WHAT YOU WILL DO:
Images excluded, repeat each entry below exactly.

Extracted data entries:
- - -
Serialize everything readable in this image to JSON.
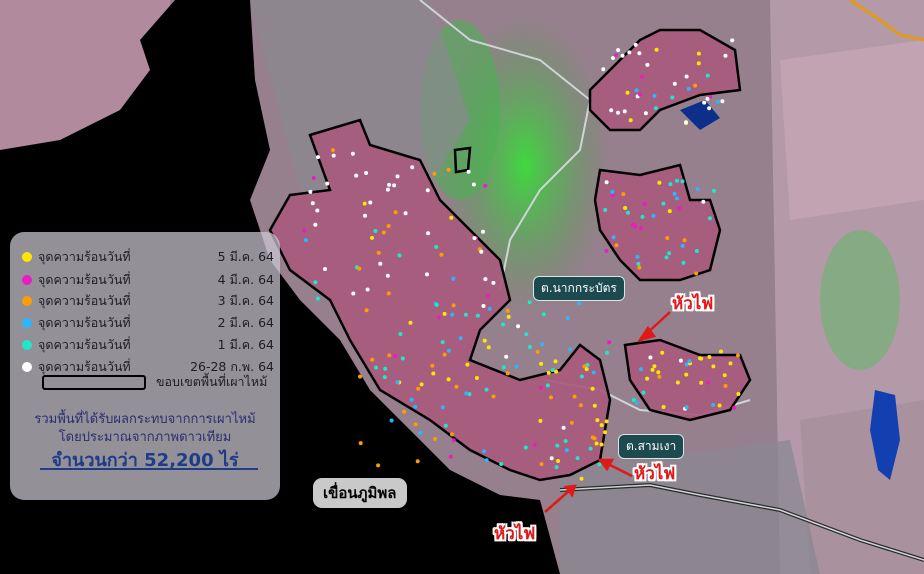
{
  "colors": {
    "day_5_mar": "#ffe600",
    "day_4_mar": "#e81ec2",
    "day_3_mar": "#ff9d00",
    "day_2_mar": "#2fb5ff",
    "day_1_mar": "#22e6c9",
    "day_26_28_feb": "#ffffff",
    "burn_boundary": "#000000",
    "fire_arrow": "#e01818"
  },
  "legend": {
    "items": [
      {
        "label": "จุดความร้อนวันที่",
        "date": "5 มี.ค. 64",
        "color": "#ffe600"
      },
      {
        "label": "จุดความร้อนวันที่",
        "date": "4 มี.ค. 64",
        "color": "#e81ec2"
      },
      {
        "label": "จุดความร้อนวันที่",
        "date": "3 มี.ค. 64",
        "color": "#ff9d00"
      },
      {
        "label": "จุดความร้อนวันที่",
        "date": "2 มี.ค. 64",
        "color": "#2fb5ff"
      },
      {
        "label": "จุดความร้อนวันที่",
        "date": "1 มี.ค. 64",
        "color": "#22e6c9"
      },
      {
        "label": "จุดความร้อนวันที่",
        "date": "26-28 ก.พ. 64",
        "color": "#ffffff"
      }
    ],
    "boundary_label": "ขอบเขตพื้นที่เผาไหม้"
  },
  "summary": {
    "line1": "รวมพื้นที่ได้รับผลกระทบจากการเผาไหม้",
    "line2": "โดยประมาณจากภาพดาวเทียม",
    "line3": "จำนวนกว่า 52,200 ไร่"
  },
  "places": {
    "tambon_na_kradat": "ต.นากกระบัตร",
    "tambon_sam_ngao": "ต.สามเงา",
    "dam": "เขื่อนภูมิพล"
  },
  "fire_front_label": "หัวไฟ"
}
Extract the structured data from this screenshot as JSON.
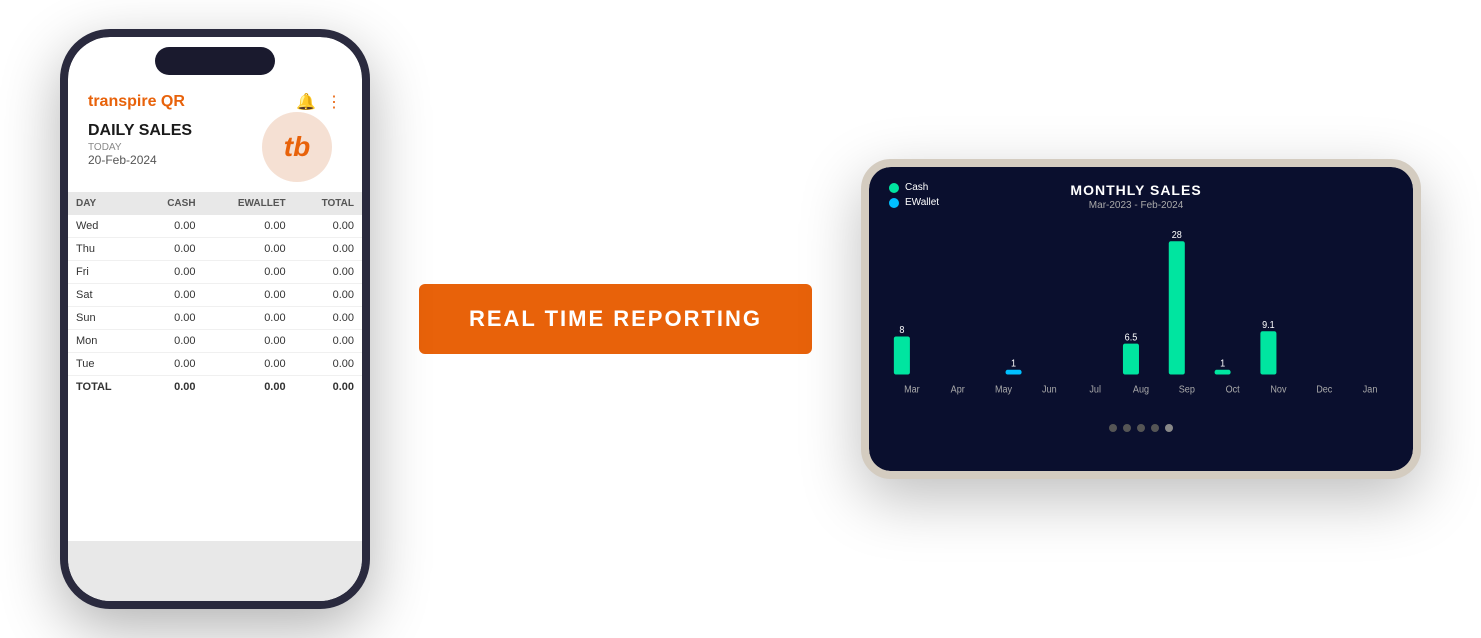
{
  "page": {
    "background": "#ffffff"
  },
  "cta": {
    "label": "REAL TIME REPORTING"
  },
  "phone_left": {
    "app_title": "transpire QR",
    "section_title": "DAILY SALES",
    "today_label": "TODAY",
    "date": "20-Feb-2024",
    "logo_text": "tb",
    "table": {
      "headers": [
        "DAY",
        "CASH",
        "EWALLET",
        "TOTAL"
      ],
      "rows": [
        {
          "day": "Wed",
          "cash": "0.00",
          "ewallet": "0.00",
          "total": "0.00"
        },
        {
          "day": "Thu",
          "cash": "0.00",
          "ewallet": "0.00",
          "total": "0.00"
        },
        {
          "day": "Fri",
          "cash": "0.00",
          "ewallet": "0.00",
          "total": "0.00"
        },
        {
          "day": "Sat",
          "cash": "0.00",
          "ewallet": "0.00",
          "total": "0.00"
        },
        {
          "day": "Sun",
          "cash": "0.00",
          "ewallet": "0.00",
          "total": "0.00"
        },
        {
          "day": "Mon",
          "cash": "0.00",
          "ewallet": "0.00",
          "total": "0.00"
        },
        {
          "day": "Tue",
          "cash": "0.00",
          "ewallet": "0.00",
          "total": "0.00"
        }
      ],
      "total_row": {
        "label": "TOTAL",
        "cash": "0.00",
        "ewallet": "0.00",
        "total": "0.00"
      }
    }
  },
  "phone_right": {
    "legend": {
      "cash_label": "Cash",
      "ewallet_label": "EWallet"
    },
    "chart_title": "MONTHLY SALES",
    "chart_subtitle": "Mar-2023 - Feb-2024",
    "bars": [
      {
        "month": "Mar",
        "cash": 8.0,
        "ewallet": 0
      },
      {
        "month": "Apr",
        "cash": 0,
        "ewallet": 0
      },
      {
        "month": "May",
        "cash": 0,
        "ewallet": 1.0
      },
      {
        "month": "Jun",
        "cash": 0,
        "ewallet": 0
      },
      {
        "month": "Jul",
        "cash": 0,
        "ewallet": 0
      },
      {
        "month": "Aug",
        "cash": 6.5,
        "ewallet": 0
      },
      {
        "month": "Sep",
        "cash": 28.0,
        "ewallet": 0
      },
      {
        "month": "Oct",
        "cash": 1.0,
        "ewallet": 0
      },
      {
        "month": "Nov",
        "cash": 9.1,
        "ewallet": 0
      },
      {
        "month": "Dec",
        "cash": 0,
        "ewallet": 0
      },
      {
        "month": "Jan",
        "cash": 0,
        "ewallet": 0
      }
    ],
    "dots": [
      "inactive",
      "inactive",
      "inactive",
      "inactive",
      "active"
    ]
  }
}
- - -
FULL RESPONSE:
Serialize everything readable in this image to JSON.
{
  "colors": {
    "day_5_mar": "#ffe600",
    "day_4_mar": "#e81ec2",
    "day_3_mar": "#ff9d00",
    "day_2_mar": "#2fb5ff",
    "day_1_mar": "#22e6c9",
    "day_26_28_feb": "#ffffff",
    "burn_boundary": "#000000",
    "fire_arrow": "#e01818"
  },
  "legend": {
    "items": [
      {
        "label": "จุดความร้อนวันที่",
        "date": "5 มี.ค. 64",
        "color": "#ffe600"
      },
      {
        "label": "จุดความร้อนวันที่",
        "date": "4 มี.ค. 64",
        "color": "#e81ec2"
      },
      {
        "label": "จุดความร้อนวันที่",
        "date": "3 มี.ค. 64",
        "color": "#ff9d00"
      },
      {
        "label": "จุดความร้อนวันที่",
        "date": "2 มี.ค. 64",
        "color": "#2fb5ff"
      },
      {
        "label": "จุดความร้อนวันที่",
        "date": "1 มี.ค. 64",
        "color": "#22e6c9"
      },
      {
        "label": "จุดความร้อนวันที่",
        "date": "26-28 ก.พ. 64",
        "color": "#ffffff"
      }
    ],
    "boundary_label": "ขอบเขตพื้นที่เผาไหม้"
  },
  "summary": {
    "line1": "รวมพื้นที่ได้รับผลกระทบจากการเผาไหม้",
    "line2": "โดยประมาณจากภาพดาวเทียม",
    "line3": "จำนวนกว่า 52,200 ไร่"
  },
  "places": {
    "tambon_na_kradat": "ต.นากกระบัตร",
    "tambon_sam_ngao": "ต.สามเงา",
    "dam": "เขื่อนภูมิพล"
  },
  "fire_front_label": "หัวไฟ"
}
Extract the structured data from this screenshot as JSON.
{
  "page": {
    "background": "#ffffff"
  },
  "cta": {
    "label": "REAL TIME REPORTING"
  },
  "phone_left": {
    "app_title": "transpire QR",
    "section_title": "DAILY SALES",
    "today_label": "TODAY",
    "date": "20-Feb-2024",
    "logo_text": "tb",
    "table": {
      "headers": [
        "DAY",
        "CASH",
        "EWALLET",
        "TOTAL"
      ],
      "rows": [
        {
          "day": "Wed",
          "cash": "0.00",
          "ewallet": "0.00",
          "total": "0.00"
        },
        {
          "day": "Thu",
          "cash": "0.00",
          "ewallet": "0.00",
          "total": "0.00"
        },
        {
          "day": "Fri",
          "cash": "0.00",
          "ewallet": "0.00",
          "total": "0.00"
        },
        {
          "day": "Sat",
          "cash": "0.00",
          "ewallet": "0.00",
          "total": "0.00"
        },
        {
          "day": "Sun",
          "cash": "0.00",
          "ewallet": "0.00",
          "total": "0.00"
        },
        {
          "day": "Mon",
          "cash": "0.00",
          "ewallet": "0.00",
          "total": "0.00"
        },
        {
          "day": "Tue",
          "cash": "0.00",
          "ewallet": "0.00",
          "total": "0.00"
        }
      ],
      "total_row": {
        "label": "TOTAL",
        "cash": "0.00",
        "ewallet": "0.00",
        "total": "0.00"
      }
    }
  },
  "phone_right": {
    "legend": {
      "cash_label": "Cash",
      "ewallet_label": "EWallet"
    },
    "chart_title": "MONTHLY SALES",
    "chart_subtitle": "Mar-2023 - Feb-2024",
    "bars": [
      {
        "month": "Mar",
        "cash": 8.0,
        "ewallet": 0
      },
      {
        "month": "Apr",
        "cash": 0,
        "ewallet": 0
      },
      {
        "month": "May",
        "cash": 0,
        "ewallet": 1.0
      },
      {
        "month": "Jun",
        "cash": 0,
        "ewallet": 0
      },
      {
        "month": "Jul",
        "cash": 0,
        "ewallet": 0
      },
      {
        "month": "Aug",
        "cash": 6.5,
        "ewallet": 0
      },
      {
        "month": "Sep",
        "cash": 28.0,
        "ewallet": 0
      },
      {
        "month": "Oct",
        "cash": 1.0,
        "ewallet": 0
      },
      {
        "month": "Nov",
        "cash": 9.1,
        "ewallet": 0
      },
      {
        "month": "Dec",
        "cash": 0,
        "ewallet": 0
      },
      {
        "month": "Jan",
        "cash": 0,
        "ewallet": 0
      }
    ],
    "dots": [
      "inactive",
      "inactive",
      "inactive",
      "inactive",
      "active"
    ]
  }
}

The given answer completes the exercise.